== Data lines ==

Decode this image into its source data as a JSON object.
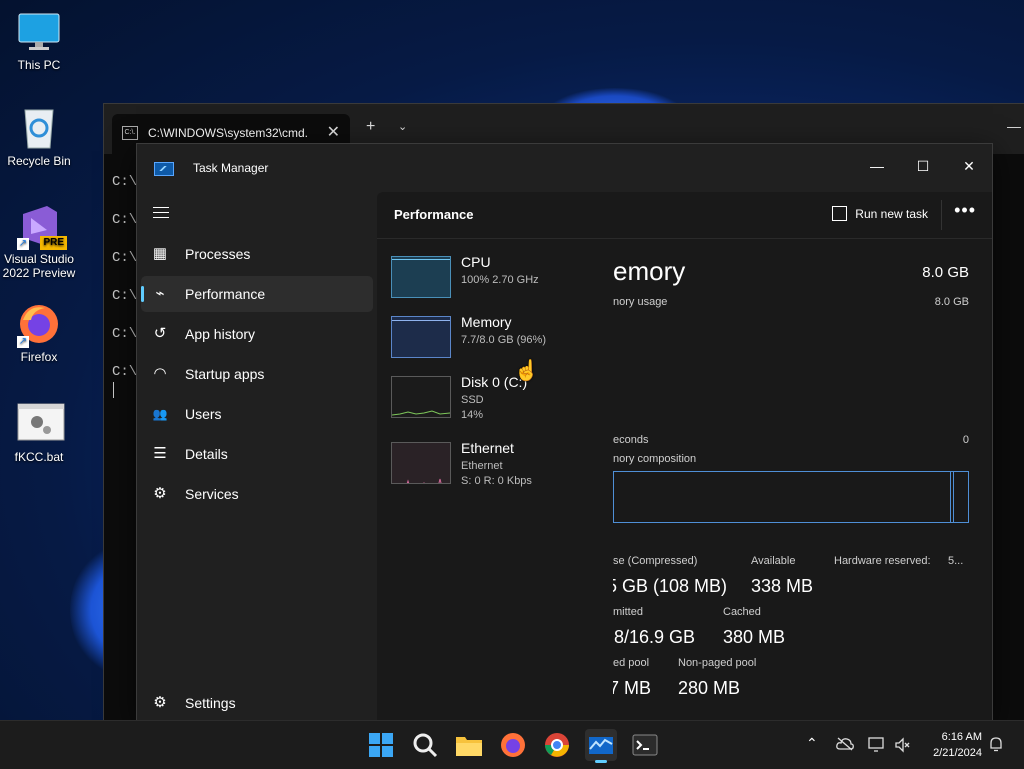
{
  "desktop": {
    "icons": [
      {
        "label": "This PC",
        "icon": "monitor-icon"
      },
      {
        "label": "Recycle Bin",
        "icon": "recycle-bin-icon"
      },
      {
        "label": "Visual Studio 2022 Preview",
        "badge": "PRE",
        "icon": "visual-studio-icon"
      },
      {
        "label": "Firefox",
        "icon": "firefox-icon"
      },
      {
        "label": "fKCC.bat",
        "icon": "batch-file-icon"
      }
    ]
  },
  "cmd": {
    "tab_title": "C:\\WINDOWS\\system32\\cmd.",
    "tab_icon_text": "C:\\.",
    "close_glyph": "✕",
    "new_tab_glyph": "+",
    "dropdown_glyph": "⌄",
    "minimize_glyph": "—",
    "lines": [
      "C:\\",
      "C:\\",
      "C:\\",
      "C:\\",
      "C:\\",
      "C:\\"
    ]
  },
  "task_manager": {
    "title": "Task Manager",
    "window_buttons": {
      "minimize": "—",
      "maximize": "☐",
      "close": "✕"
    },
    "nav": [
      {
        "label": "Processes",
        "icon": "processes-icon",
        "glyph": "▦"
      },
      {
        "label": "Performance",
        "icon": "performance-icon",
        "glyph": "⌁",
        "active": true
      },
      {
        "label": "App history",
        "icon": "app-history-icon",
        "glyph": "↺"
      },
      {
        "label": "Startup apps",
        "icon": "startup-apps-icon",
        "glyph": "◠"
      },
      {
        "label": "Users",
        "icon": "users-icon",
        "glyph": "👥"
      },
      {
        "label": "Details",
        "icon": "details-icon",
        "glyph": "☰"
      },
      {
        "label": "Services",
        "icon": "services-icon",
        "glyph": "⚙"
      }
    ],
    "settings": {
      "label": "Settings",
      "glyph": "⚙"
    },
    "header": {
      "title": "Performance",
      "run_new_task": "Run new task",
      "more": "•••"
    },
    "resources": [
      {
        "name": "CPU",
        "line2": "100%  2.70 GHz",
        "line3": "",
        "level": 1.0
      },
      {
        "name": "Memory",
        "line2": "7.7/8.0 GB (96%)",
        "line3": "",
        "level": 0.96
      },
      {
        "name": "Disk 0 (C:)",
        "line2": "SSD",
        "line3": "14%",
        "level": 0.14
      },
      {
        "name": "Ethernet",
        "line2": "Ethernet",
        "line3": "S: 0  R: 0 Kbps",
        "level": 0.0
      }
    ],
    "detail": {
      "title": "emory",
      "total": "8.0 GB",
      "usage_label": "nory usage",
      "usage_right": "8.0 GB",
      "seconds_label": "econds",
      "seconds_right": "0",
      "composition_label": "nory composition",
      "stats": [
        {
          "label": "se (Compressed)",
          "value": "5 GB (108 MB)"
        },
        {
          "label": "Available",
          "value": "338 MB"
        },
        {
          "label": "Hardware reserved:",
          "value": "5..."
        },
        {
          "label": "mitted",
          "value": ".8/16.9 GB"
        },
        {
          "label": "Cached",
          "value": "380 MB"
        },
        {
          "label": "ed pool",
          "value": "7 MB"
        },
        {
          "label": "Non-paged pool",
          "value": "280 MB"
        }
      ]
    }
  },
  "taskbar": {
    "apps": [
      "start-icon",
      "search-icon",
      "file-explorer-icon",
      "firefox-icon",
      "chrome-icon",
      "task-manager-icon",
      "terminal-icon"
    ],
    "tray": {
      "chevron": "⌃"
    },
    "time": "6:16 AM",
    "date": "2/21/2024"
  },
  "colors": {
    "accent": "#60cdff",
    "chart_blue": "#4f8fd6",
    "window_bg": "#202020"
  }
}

===

What to produce. Leave the pictures out, and transcribe each of the records exactly.

Right answer.
Decode this image into its source data as a JSON object.
{
  "desktop": {
    "icons": [
      {
        "label": "This PC",
        "icon": "monitor-icon"
      },
      {
        "label": "Recycle Bin",
        "icon": "recycle-bin-icon"
      },
      {
        "label": "Visual Studio 2022 Preview",
        "badge": "PRE",
        "icon": "visual-studio-icon"
      },
      {
        "label": "Firefox",
        "icon": "firefox-icon"
      },
      {
        "label": "fKCC.bat",
        "icon": "batch-file-icon"
      }
    ]
  },
  "cmd": {
    "tab_title": "C:\\WINDOWS\\system32\\cmd.",
    "tab_icon_text": "C:\\.",
    "close_glyph": "✕",
    "new_tab_glyph": "+",
    "dropdown_glyph": "⌄",
    "minimize_glyph": "—",
    "lines": [
      "C:\\",
      "C:\\",
      "C:\\",
      "C:\\",
      "C:\\",
      "C:\\"
    ]
  },
  "task_manager": {
    "title": "Task Manager",
    "window_buttons": {
      "minimize": "—",
      "maximize": "☐",
      "close": "✕"
    },
    "nav": [
      {
        "label": "Processes",
        "icon": "processes-icon",
        "glyph": "▦"
      },
      {
        "label": "Performance",
        "icon": "performance-icon",
        "glyph": "⌁",
        "active": true
      },
      {
        "label": "App history",
        "icon": "app-history-icon",
        "glyph": "↺"
      },
      {
        "label": "Startup apps",
        "icon": "startup-apps-icon",
        "glyph": "◠"
      },
      {
        "label": "Users",
        "icon": "users-icon",
        "glyph": "👥"
      },
      {
        "label": "Details",
        "icon": "details-icon",
        "glyph": "☰"
      },
      {
        "label": "Services",
        "icon": "services-icon",
        "glyph": "⚙"
      }
    ],
    "settings": {
      "label": "Settings",
      "glyph": "⚙"
    },
    "header": {
      "title": "Performance",
      "run_new_task": "Run new task",
      "more": "•••"
    },
    "resources": [
      {
        "name": "CPU",
        "line2": "100%  2.70 GHz",
        "line3": "",
        "level": 1.0
      },
      {
        "name": "Memory",
        "line2": "7.7/8.0 GB (96%)",
        "line3": "",
        "level": 0.96
      },
      {
        "name": "Disk 0 (C:)",
        "line2": "SSD",
        "line3": "14%",
        "level": 0.14
      },
      {
        "name": "Ethernet",
        "line2": "Ethernet",
        "line3": "S: 0  R: 0 Kbps",
        "level": 0.0
      }
    ],
    "detail": {
      "title": "emory",
      "total": "8.0 GB",
      "usage_label": "nory usage",
      "usage_right": "8.0 GB",
      "seconds_label": "econds",
      "seconds_right": "0",
      "composition_label": "nory composition",
      "stats": [
        {
          "label": "se (Compressed)",
          "value": "5 GB (108 MB)"
        },
        {
          "label": "Available",
          "value": "338 MB"
        },
        {
          "label": "Hardware reserved:",
          "value": "5..."
        },
        {
          "label": "mitted",
          "value": ".8/16.9 GB"
        },
        {
          "label": "Cached",
          "value": "380 MB"
        },
        {
          "label": "ed pool",
          "value": "7 MB"
        },
        {
          "label": "Non-paged pool",
          "value": "280 MB"
        }
      ]
    }
  },
  "taskbar": {
    "apps": [
      "start-icon",
      "search-icon",
      "file-explorer-icon",
      "firefox-icon",
      "chrome-icon",
      "task-manager-icon",
      "terminal-icon"
    ],
    "tray": {
      "chevron": "⌃"
    },
    "time": "6:16 AM",
    "date": "2/21/2024"
  },
  "colors": {
    "accent": "#60cdff",
    "chart_blue": "#4f8fd6",
    "window_bg": "#202020"
  }
}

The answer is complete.